■ **Description of the task**
Can you find the lines of the listing that include "title" and copy every one?

■ **Information supplied**
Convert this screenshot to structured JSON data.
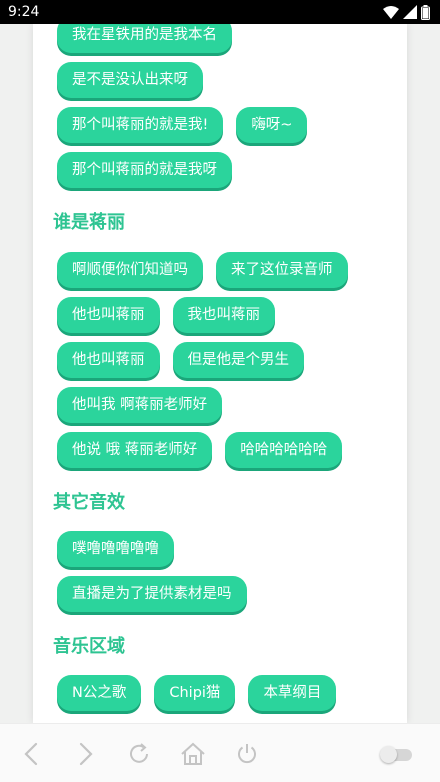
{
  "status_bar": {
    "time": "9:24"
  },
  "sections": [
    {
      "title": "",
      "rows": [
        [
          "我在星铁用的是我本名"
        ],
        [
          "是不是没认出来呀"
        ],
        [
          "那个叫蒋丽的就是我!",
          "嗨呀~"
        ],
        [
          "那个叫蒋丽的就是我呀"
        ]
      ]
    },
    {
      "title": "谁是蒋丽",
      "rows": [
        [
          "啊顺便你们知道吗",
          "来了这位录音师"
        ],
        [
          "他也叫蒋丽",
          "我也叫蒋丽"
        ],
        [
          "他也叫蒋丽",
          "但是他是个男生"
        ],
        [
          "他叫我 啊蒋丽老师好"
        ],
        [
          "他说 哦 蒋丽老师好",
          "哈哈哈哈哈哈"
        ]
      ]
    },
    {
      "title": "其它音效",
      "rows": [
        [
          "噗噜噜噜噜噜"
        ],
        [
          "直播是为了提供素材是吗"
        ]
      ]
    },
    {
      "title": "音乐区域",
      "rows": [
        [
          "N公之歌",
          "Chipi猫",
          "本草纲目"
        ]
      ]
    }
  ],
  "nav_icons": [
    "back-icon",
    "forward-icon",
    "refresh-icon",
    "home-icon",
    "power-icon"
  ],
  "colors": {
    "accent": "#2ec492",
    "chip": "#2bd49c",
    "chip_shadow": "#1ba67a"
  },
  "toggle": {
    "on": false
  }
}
---
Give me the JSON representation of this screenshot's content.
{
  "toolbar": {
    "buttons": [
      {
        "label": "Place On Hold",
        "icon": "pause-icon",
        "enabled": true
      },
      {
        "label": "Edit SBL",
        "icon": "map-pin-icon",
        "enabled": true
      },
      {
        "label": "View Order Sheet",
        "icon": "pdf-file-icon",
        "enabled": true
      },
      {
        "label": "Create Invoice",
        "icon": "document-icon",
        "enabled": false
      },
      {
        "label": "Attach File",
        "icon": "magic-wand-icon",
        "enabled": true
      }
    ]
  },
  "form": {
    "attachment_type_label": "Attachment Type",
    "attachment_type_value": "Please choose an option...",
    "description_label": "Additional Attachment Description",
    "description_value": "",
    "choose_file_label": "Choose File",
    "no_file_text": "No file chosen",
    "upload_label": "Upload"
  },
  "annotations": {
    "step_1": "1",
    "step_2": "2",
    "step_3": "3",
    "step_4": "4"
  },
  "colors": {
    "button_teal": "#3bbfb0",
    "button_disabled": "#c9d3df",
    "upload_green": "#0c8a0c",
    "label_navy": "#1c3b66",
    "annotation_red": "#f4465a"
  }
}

■ **Final result**
      "title": "",
      "title": "谁是蒋丽",
      "title": "其它音效",
      "title": "音乐区域",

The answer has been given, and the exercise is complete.